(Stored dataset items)
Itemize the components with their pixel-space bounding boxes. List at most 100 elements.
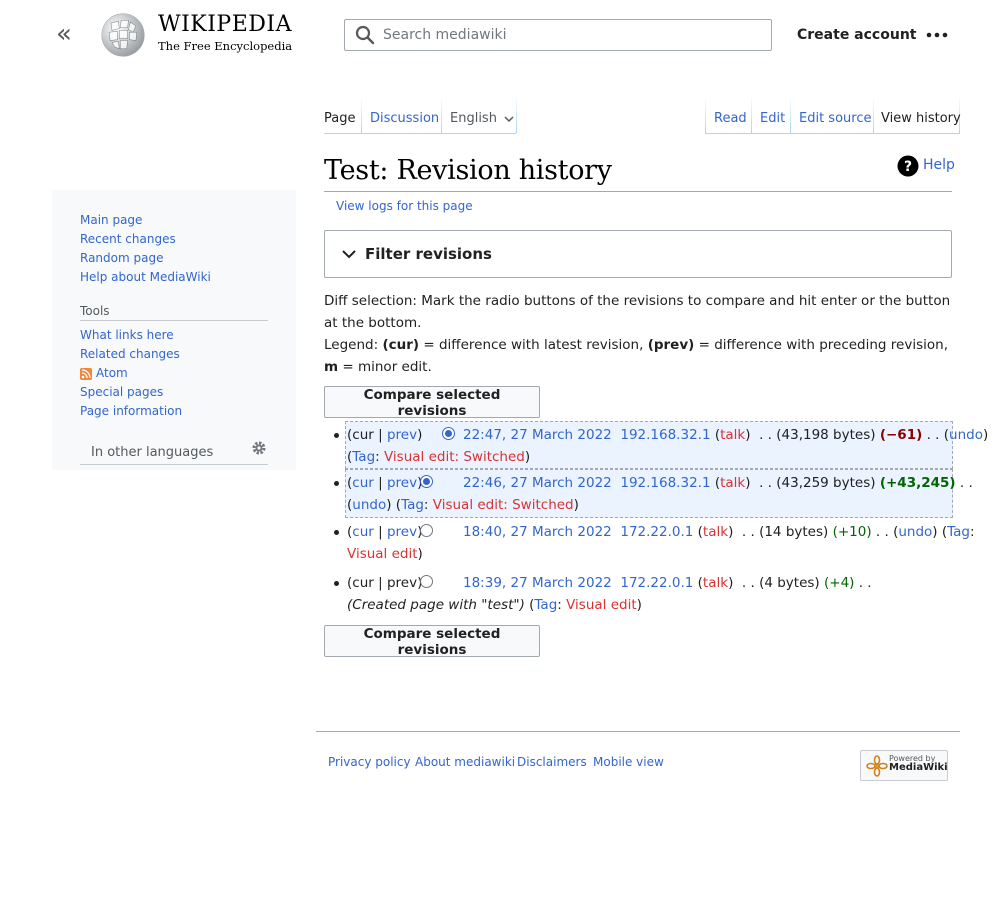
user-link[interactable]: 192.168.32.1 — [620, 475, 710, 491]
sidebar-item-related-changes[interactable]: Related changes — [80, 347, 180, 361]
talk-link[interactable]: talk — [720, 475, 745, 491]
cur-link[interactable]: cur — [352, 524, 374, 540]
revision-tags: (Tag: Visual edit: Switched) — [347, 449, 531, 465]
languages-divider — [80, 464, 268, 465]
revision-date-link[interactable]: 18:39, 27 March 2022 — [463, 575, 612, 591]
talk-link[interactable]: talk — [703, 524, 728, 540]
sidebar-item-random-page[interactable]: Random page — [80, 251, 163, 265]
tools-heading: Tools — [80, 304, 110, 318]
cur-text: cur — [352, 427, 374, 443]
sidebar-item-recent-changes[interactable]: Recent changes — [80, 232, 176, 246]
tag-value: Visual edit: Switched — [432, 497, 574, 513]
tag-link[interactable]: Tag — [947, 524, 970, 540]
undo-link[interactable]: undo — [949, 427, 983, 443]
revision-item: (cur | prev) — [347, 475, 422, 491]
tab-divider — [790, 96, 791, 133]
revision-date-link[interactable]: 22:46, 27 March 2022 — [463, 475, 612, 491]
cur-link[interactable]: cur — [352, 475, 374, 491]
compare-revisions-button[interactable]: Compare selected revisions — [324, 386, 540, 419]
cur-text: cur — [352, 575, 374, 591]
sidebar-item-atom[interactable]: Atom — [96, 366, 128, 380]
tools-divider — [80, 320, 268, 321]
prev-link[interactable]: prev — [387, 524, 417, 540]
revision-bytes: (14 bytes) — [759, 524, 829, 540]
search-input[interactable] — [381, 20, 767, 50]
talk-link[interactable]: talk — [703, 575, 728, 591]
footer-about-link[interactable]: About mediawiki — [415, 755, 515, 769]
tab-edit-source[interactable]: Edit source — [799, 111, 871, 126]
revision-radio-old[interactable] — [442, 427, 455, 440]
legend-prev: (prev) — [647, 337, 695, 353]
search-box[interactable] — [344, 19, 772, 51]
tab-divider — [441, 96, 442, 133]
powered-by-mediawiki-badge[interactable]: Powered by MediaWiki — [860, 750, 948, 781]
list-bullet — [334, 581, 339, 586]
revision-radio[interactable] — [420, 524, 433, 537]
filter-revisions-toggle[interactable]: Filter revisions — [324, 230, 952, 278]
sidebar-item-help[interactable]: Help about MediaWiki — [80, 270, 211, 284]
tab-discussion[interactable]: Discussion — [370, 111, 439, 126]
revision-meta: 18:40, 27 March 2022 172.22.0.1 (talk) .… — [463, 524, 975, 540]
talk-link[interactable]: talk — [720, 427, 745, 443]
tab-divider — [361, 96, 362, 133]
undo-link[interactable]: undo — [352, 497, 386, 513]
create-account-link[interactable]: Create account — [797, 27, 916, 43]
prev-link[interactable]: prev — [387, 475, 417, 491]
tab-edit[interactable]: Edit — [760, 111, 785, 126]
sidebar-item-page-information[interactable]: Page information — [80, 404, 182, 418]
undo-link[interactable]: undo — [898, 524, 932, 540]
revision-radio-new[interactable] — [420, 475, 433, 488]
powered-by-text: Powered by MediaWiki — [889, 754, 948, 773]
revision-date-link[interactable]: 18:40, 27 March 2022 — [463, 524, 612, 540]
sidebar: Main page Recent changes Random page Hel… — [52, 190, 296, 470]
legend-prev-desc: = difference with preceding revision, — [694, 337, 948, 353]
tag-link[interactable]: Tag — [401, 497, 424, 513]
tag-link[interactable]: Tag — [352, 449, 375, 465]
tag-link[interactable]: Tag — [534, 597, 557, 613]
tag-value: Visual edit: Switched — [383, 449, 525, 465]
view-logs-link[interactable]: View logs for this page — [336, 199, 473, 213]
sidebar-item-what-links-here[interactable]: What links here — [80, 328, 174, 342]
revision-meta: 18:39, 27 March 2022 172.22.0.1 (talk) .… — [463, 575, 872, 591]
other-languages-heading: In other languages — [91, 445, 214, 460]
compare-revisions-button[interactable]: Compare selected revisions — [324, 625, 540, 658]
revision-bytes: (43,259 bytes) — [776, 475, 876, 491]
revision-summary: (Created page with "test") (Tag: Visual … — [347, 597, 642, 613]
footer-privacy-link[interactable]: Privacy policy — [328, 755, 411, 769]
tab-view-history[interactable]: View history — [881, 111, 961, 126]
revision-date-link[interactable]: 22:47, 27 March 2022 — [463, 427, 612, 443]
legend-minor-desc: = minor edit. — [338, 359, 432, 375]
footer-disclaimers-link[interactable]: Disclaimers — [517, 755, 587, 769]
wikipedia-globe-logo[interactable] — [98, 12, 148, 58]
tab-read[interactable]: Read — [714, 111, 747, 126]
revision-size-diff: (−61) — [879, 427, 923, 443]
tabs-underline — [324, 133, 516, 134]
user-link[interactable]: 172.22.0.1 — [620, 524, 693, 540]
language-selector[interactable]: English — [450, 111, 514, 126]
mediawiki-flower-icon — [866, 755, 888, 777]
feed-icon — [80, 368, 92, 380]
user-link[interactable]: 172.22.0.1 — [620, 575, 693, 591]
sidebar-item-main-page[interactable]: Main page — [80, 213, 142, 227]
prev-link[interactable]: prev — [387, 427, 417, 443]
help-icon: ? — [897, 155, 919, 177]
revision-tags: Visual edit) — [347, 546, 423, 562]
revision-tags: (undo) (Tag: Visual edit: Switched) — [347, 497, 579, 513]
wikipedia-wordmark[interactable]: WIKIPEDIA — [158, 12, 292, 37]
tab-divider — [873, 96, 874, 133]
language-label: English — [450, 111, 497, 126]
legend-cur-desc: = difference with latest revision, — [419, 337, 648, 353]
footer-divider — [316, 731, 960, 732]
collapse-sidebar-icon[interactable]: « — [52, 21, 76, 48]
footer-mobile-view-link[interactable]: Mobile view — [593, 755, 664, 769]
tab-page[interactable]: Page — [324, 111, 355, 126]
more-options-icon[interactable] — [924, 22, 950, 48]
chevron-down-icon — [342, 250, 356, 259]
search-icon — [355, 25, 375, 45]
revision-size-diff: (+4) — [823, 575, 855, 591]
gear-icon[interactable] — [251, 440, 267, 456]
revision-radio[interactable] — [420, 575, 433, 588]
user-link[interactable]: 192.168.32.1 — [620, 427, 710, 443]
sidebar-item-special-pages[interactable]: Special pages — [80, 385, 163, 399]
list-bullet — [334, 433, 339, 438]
==
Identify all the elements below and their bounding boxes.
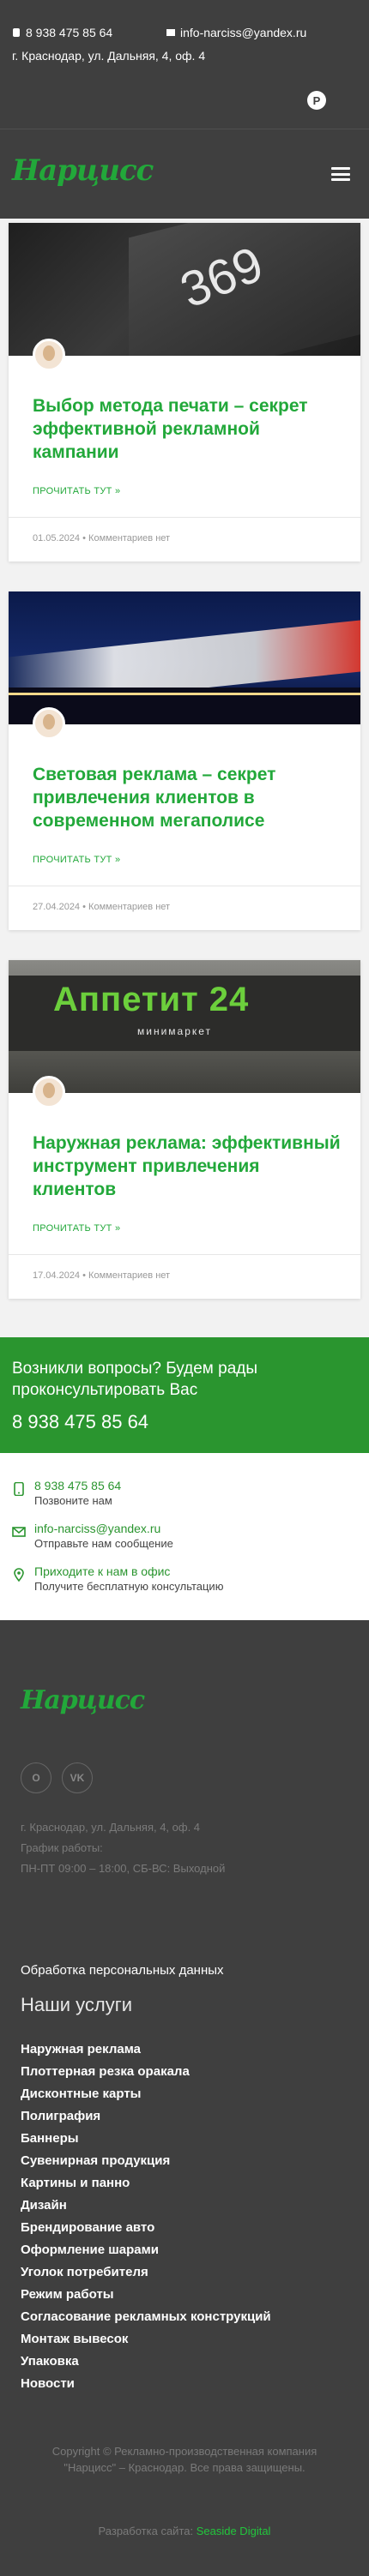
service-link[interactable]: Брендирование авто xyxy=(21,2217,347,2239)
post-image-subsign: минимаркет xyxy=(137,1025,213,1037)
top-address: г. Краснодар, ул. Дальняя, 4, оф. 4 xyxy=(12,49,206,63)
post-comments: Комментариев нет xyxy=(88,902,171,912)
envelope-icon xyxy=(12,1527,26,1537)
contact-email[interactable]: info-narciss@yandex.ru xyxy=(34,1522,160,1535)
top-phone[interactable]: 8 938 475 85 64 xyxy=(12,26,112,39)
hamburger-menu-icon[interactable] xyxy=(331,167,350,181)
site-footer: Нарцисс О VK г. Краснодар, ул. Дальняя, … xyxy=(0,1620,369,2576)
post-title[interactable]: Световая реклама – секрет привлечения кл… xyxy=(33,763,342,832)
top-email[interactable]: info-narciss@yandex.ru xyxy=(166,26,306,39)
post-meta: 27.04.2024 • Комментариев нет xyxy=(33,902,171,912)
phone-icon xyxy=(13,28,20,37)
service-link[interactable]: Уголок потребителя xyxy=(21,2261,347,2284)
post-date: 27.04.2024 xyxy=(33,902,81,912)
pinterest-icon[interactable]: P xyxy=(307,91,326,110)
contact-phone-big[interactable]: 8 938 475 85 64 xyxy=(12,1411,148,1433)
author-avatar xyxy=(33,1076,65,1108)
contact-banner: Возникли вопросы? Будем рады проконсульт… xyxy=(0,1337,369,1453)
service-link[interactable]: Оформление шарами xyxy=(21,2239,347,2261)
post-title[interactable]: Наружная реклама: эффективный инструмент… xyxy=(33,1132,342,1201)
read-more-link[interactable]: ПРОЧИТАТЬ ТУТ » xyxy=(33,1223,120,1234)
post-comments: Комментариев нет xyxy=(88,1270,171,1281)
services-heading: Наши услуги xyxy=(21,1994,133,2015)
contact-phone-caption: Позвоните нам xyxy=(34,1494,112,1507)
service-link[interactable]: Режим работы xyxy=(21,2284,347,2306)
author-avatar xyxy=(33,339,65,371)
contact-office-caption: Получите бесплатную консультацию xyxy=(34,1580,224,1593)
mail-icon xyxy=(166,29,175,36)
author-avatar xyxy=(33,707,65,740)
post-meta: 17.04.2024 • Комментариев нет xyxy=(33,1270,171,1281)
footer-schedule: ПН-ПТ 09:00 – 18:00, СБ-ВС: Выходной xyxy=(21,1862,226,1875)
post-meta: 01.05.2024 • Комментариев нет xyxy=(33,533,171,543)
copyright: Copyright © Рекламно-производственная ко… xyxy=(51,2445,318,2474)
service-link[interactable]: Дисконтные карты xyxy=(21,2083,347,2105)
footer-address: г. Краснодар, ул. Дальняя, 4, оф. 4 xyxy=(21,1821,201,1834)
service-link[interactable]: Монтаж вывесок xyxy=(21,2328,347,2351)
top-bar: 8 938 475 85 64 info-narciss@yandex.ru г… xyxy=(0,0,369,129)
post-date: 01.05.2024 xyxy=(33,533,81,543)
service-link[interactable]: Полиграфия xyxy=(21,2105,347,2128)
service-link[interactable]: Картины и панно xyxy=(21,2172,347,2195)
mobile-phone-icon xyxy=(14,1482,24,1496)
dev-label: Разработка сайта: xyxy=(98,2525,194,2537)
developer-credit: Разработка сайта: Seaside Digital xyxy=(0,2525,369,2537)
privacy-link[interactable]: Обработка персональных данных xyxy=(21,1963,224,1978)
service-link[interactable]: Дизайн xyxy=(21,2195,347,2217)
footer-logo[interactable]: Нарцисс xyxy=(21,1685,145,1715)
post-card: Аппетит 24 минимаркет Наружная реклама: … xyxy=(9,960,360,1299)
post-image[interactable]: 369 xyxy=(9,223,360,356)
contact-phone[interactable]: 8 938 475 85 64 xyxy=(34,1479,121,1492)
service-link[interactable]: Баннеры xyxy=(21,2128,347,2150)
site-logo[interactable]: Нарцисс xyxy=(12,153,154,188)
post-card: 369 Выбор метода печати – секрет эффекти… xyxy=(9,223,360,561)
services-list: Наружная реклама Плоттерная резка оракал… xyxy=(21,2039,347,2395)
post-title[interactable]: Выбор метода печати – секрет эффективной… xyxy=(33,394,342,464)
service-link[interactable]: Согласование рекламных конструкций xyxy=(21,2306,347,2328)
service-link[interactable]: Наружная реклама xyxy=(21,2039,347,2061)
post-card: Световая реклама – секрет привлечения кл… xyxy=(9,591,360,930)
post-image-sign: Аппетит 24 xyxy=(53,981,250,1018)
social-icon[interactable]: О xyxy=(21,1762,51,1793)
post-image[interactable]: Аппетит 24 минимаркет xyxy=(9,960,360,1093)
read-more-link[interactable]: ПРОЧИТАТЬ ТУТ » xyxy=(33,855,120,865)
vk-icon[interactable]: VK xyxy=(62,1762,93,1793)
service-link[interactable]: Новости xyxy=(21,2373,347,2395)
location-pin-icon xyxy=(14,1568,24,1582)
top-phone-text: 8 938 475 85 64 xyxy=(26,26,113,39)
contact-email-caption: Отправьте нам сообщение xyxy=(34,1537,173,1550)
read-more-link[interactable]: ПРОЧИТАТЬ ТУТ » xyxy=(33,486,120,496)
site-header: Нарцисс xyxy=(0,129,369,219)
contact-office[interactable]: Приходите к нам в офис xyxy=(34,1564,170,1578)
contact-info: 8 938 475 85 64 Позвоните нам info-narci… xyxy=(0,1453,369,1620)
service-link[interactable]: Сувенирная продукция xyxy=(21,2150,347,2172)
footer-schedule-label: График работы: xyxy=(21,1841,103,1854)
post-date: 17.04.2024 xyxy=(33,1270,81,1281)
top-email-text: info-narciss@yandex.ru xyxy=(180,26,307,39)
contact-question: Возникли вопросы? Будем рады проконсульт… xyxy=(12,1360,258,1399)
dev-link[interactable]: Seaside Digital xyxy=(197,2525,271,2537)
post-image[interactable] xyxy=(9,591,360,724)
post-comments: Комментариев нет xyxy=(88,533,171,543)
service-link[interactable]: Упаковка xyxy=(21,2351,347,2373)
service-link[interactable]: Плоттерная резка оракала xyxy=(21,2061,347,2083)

## STATED PROBLEM
Please copy the data above word for word, from the line containing "user-link[interactable]: 192.168.32.1 — [620, 475, 710, 491]" down to the line containing "languages-divider — [80, 464, 268, 465]", including both of those lines.

## THE OUTPUT
user-link[interactable]: 192.168.32.1 — [620, 475, 710, 491]
sidebar-item-related-changes[interactable]: Related changes — [80, 347, 180, 361]
talk-link[interactable]: talk — [720, 475, 745, 491]
cur-link[interactable]: cur — [352, 524, 374, 540]
revision-tags: (Tag: Visual edit: Switched) — [347, 449, 531, 465]
languages-divider — [80, 464, 268, 465]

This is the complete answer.